• **Exercise goal**:
In the listing that follows, count each line containing the string "selinux" and report only the count.

(Source records)
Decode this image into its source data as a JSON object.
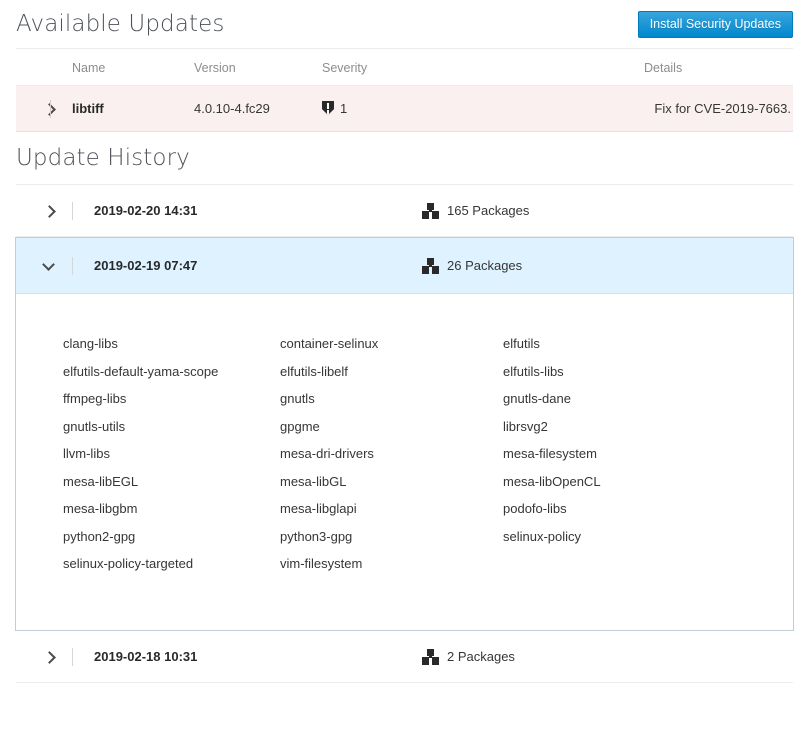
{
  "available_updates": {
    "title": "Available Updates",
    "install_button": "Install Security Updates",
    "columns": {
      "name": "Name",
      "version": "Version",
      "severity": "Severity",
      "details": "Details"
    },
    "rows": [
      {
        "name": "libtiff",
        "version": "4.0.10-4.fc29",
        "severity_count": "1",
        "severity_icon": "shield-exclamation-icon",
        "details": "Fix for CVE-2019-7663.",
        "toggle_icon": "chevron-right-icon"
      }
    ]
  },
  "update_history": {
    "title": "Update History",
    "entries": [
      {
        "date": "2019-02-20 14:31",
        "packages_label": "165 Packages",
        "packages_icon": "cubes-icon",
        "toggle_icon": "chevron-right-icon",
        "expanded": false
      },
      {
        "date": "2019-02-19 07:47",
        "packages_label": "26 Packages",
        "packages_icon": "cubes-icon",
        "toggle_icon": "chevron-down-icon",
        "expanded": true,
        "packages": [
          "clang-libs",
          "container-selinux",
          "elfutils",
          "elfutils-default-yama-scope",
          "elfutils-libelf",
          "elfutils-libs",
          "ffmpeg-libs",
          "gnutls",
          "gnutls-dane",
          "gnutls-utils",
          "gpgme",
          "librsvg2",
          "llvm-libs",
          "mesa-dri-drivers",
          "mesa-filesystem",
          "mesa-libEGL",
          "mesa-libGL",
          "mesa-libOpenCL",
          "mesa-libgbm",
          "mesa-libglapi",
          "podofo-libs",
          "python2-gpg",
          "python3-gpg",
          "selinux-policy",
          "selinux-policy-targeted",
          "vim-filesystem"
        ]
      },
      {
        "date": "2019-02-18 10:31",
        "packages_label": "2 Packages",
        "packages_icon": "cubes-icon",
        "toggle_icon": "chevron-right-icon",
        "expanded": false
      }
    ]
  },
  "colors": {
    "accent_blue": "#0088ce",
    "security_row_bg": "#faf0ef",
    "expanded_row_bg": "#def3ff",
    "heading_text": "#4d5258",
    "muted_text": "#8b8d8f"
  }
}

• **Response to the exercise**:
3